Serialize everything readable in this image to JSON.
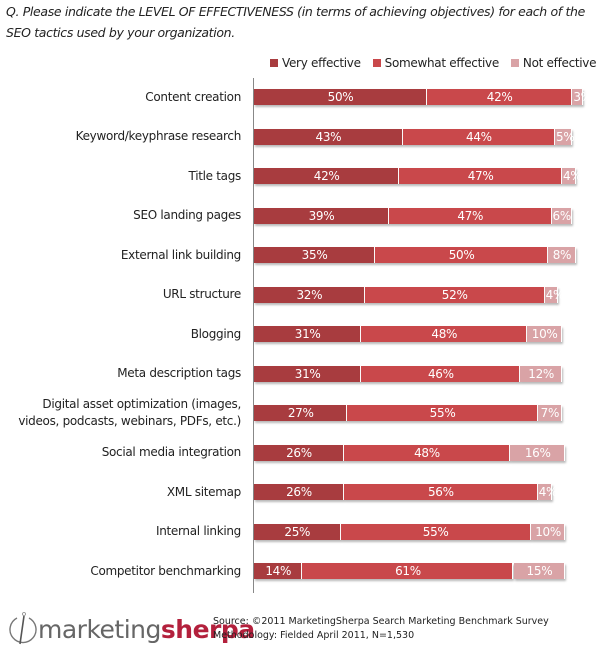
{
  "chart_data": {
    "type": "bar",
    "orientation": "horizontal",
    "stacked": true,
    "title": "Q. Please indicate the LEVEL OF EFFECTIVENESS (in terms of achieving objectives) for each of the SEO tactics used by your organization.",
    "xlabel": "",
    "ylabel": "",
    "xlim": [
      0,
      100
    ],
    "grid": false,
    "legend_position": "top-right",
    "categories": [
      "Content creation",
      "Keyword/keyphrase research",
      "Title tags",
      "SEO landing pages",
      "External link building",
      "URL structure",
      "Blogging",
      "Meta description tags",
      "Digital asset optimization (images, videos, podcasts, webinars, PDFs, etc.)",
      "Social media integration",
      "XML sitemap",
      "Internal linking",
      "Competitor benchmarking"
    ],
    "category_lines": [
      [
        "Content creation"
      ],
      [
        "Keyword/keyphrase research"
      ],
      [
        "Title tags"
      ],
      [
        "SEO landing pages"
      ],
      [
        "External link building"
      ],
      [
        "URL structure"
      ],
      [
        "Blogging"
      ],
      [
        "Meta description tags"
      ],
      [
        "Digital asset optimization (images,",
        "videos, podcasts, webinars, PDFs, etc.)"
      ],
      [
        "Social media integration"
      ],
      [
        "XML sitemap"
      ],
      [
        "Internal linking"
      ],
      [
        "Competitor benchmarking"
      ]
    ],
    "series": [
      {
        "name": "Very effective",
        "color": "#a83c3f",
        "values": [
          50,
          43,
          42,
          39,
          35,
          32,
          31,
          31,
          27,
          26,
          26,
          25,
          14
        ]
      },
      {
        "name": "Somewhat effective",
        "color": "#c9484b",
        "values": [
          42,
          44,
          47,
          47,
          50,
          52,
          48,
          46,
          55,
          48,
          56,
          55,
          61
        ]
      },
      {
        "name": "Not effective",
        "color": "#d9a3a6",
        "values": [
          3,
          5,
          4,
          6,
          8,
          4,
          10,
          12,
          7,
          16,
          4,
          10,
          15
        ]
      }
    ],
    "value_suffix": "%"
  },
  "footer": {
    "logo_light": "marketing",
    "logo_bold": "sherpa",
    "source_line": "Source: ©2011 MarketingSherpa Search Marketing Benchmark Survey",
    "methodology_line": "Methodology: Fielded April 2011, N=1,530"
  }
}
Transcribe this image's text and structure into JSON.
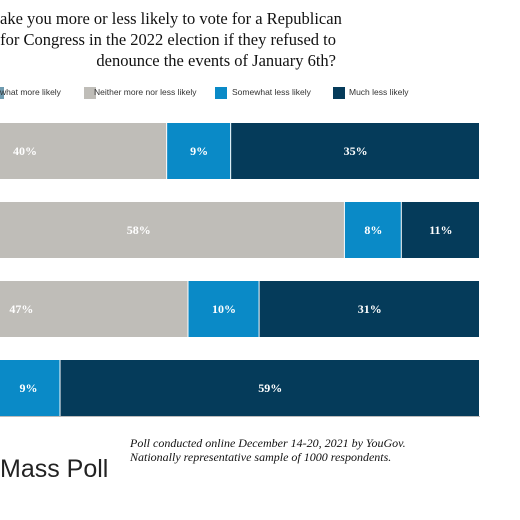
{
  "title_lines": [
    "ake you more or less likely to vote for a Republican",
    "for Congress in the 2022 election if they refused to",
    "denounce the events of January 6th?"
  ],
  "legend": [
    {
      "label": "what more likely",
      "color": "#6f9bb0"
    },
    {
      "label": "Neither more nor less likely",
      "color": "#bfbdb8"
    },
    {
      "label": "Somewhat less likely",
      "color": "#0a8ac7"
    },
    {
      "label": "Much less likely",
      "color": "#053b5a"
    }
  ],
  "chart_data": {
    "type": "bar",
    "orientation": "horizontal",
    "stacked": true,
    "categories": [
      "",
      "",
      "",
      ""
    ],
    "series": [
      {
        "name": "Neither more nor less likely",
        "color": "#bfbdb8",
        "values": [
          40,
          58,
          47,
          null
        ]
      },
      {
        "name": "Somewhat less likely",
        "color": "#0a8ac7",
        "values": [
          9,
          8,
          10,
          9
        ]
      },
      {
        "name": "Much less likely",
        "color": "#053b5a",
        "values": [
          35,
          11,
          31,
          59
        ]
      }
    ],
    "data_labels": [
      [
        "40%",
        "9%",
        "35%"
      ],
      [
        "58%",
        "8%",
        "11%"
      ],
      [
        "47%",
        "10%",
        "31%"
      ],
      [
        "",
        "9%",
        "59%"
      ]
    ],
    "xlim": [
      0,
      100
    ],
    "legend_position": "top"
  },
  "brand": "Mass Poll",
  "note_lines": [
    "Poll conducted online December 14-20, 2021 by YouGov.",
    "Nationally representative sample of 1000 respondents."
  ]
}
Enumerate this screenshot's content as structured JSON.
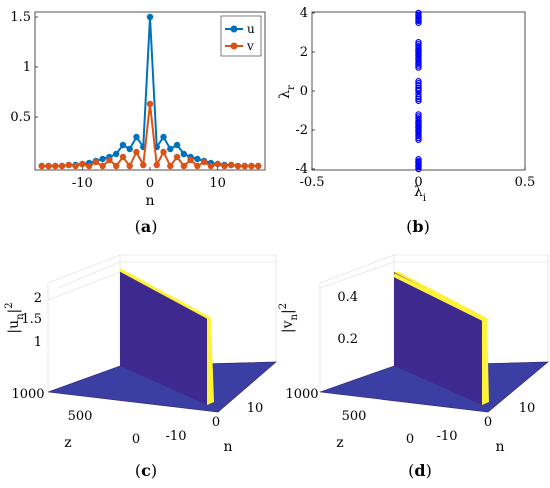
{
  "colors": {
    "u": "#0072BD",
    "v": "#D95319",
    "eig": "#0000FF",
    "surface_dark": "#3E2A8F",
    "surface_mid": "#3B3FA3",
    "surface_peak": "#FFF23A",
    "surface_edge": "#2C1E70"
  },
  "chart_data": [
    {
      "id": "a",
      "panel_label": "a",
      "type": "line",
      "xlabel": "n",
      "ylabel": "",
      "xlim": [
        -17,
        17
      ],
      "ylim": [
        0,
        1.5
      ],
      "xticks": [
        -10,
        0,
        10
      ],
      "xtick_labels": [
        "-10",
        "0",
        "10"
      ],
      "yticks": [
        0.5,
        1,
        1.5
      ],
      "ytick_labels": [
        "0.5",
        "1",
        "1.5"
      ],
      "legend": "top-right",
      "x": [
        -16,
        -15,
        -14,
        -13,
        -12,
        -11,
        -10,
        -9,
        -8,
        -7,
        -6,
        -5,
        -4,
        -3,
        -2,
        -1,
        0,
        1,
        2,
        3,
        4,
        5,
        6,
        7,
        8,
        9,
        10,
        11,
        12,
        13,
        14,
        15,
        16
      ],
      "series": [
        {
          "name": "u",
          "color_key": "u",
          "values": [
            0.01,
            0.01,
            0.01,
            0.01,
            0.02,
            0.02,
            0.03,
            0.04,
            0.06,
            0.08,
            0.1,
            0.13,
            0.22,
            0.18,
            0.3,
            0.2,
            1.5,
            0.2,
            0.3,
            0.18,
            0.22,
            0.13,
            0.1,
            0.08,
            0.06,
            0.04,
            0.03,
            0.02,
            0.02,
            0.01,
            0.01,
            0.01,
            0.01
          ]
        },
        {
          "name": "v",
          "color_key": "v",
          "values": [
            0.01,
            0.01,
            0.01,
            0.01,
            0.02,
            0.01,
            0.03,
            0.01,
            0.05,
            0.01,
            0.07,
            0.01,
            0.1,
            0.01,
            0.15,
            0.02,
            0.63,
            0.02,
            0.15,
            0.01,
            0.1,
            0.01,
            0.07,
            0.01,
            0.05,
            0.01,
            0.03,
            0.01,
            0.02,
            0.01,
            0.01,
            0.01,
            0.01
          ]
        }
      ]
    },
    {
      "id": "b",
      "panel_label": "b",
      "type": "scatter",
      "xlabel_main": "λ",
      "xlabel_sub": "i",
      "ylabel_main": "λ",
      "ylabel_sub": "r",
      "xlim": [
        -0.5,
        0.5
      ],
      "ylim": [
        -4,
        4
      ],
      "xticks": [
        -0.5,
        0,
        0.5
      ],
      "xtick_labels": [
        "-0.5",
        "0",
        "0.5"
      ],
      "yticks": [
        -4,
        -2,
        0,
        2,
        4
      ],
      "ytick_labels": [
        "-4",
        "-2",
        "0",
        "2",
        "4"
      ],
      "x": [
        0,
        0,
        0,
        0,
        0,
        0,
        0,
        0,
        0,
        0,
        0,
        0,
        0,
        0,
        0,
        0,
        0,
        0,
        0,
        0,
        0,
        0,
        0,
        0,
        0,
        0,
        0,
        0,
        0,
        0,
        0,
        0,
        0,
        0,
        0,
        0,
        0,
        0,
        0,
        0,
        0,
        0,
        0,
        0,
        0,
        0,
        0,
        0,
        0,
        0,
        0,
        0,
        0,
        0,
        0,
        0,
        0,
        0,
        0,
        0
      ],
      "y": [
        -4.0,
        -3.9,
        -3.8,
        -3.7,
        -3.6,
        -3.5,
        -2.5,
        -2.4,
        -2.3,
        -2.2,
        -2.1,
        -2.0,
        -1.9,
        -1.8,
        -1.7,
        -1.6,
        -1.5,
        -1.4,
        -1.3,
        -1.2,
        -0.5,
        -0.4,
        -0.3,
        -0.15,
        0.0,
        0.15,
        0.3,
        0.4,
        0.5,
        1.2,
        1.3,
        1.4,
        1.5,
        1.6,
        1.7,
        1.8,
        1.9,
        2.0,
        2.1,
        2.2,
        2.3,
        2.4,
        2.5,
        3.5,
        3.6,
        3.7,
        3.8,
        3.9,
        4.0,
        -3.85,
        -3.65,
        -2.05,
        -1.85,
        -1.65,
        1.65,
        1.85,
        2.05,
        3.65,
        3.85,
        0.05
      ]
    },
    {
      "id": "c",
      "panel_label": "c",
      "type": "surface",
      "zlabel": "|u_n|^2",
      "zlabel_main": "|u",
      "zlabel_sub": "n",
      "zlabel_bar": "|",
      "zlabel_sup": "2",
      "xlabel": "n",
      "ylabel": "z",
      "n_ticks": [
        "-10",
        "0",
        "10"
      ],
      "z_ticks": [
        "0",
        "500",
        "1000"
      ],
      "v_ticks": [
        "1",
        "1.5",
        "2"
      ],
      "vlim": [
        0,
        2.25
      ],
      "peak": 2.25
    },
    {
      "id": "d",
      "panel_label": "d",
      "type": "surface",
      "zlabel": "|v_n|^2",
      "zlabel_main": "|v",
      "zlabel_sub": "n",
      "zlabel_bar": "|",
      "zlabel_sup": "2",
      "xlabel": "n",
      "ylabel": "z",
      "n_ticks": [
        "-10",
        "0",
        "10"
      ],
      "z_ticks": [
        "0",
        "500",
        "1000"
      ],
      "v_ticks": [
        "0.2",
        "0.4"
      ],
      "vlim": [
        0,
        0.4
      ],
      "peak": 0.4
    }
  ]
}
◇ ◇ ◇ ◇
Copy out every line from the data above that has "asset" in it.

      "Digital asset optimization (images, videos, podcasts, webinars, PDFs, etc.)",
        "Digital asset optimization (images,",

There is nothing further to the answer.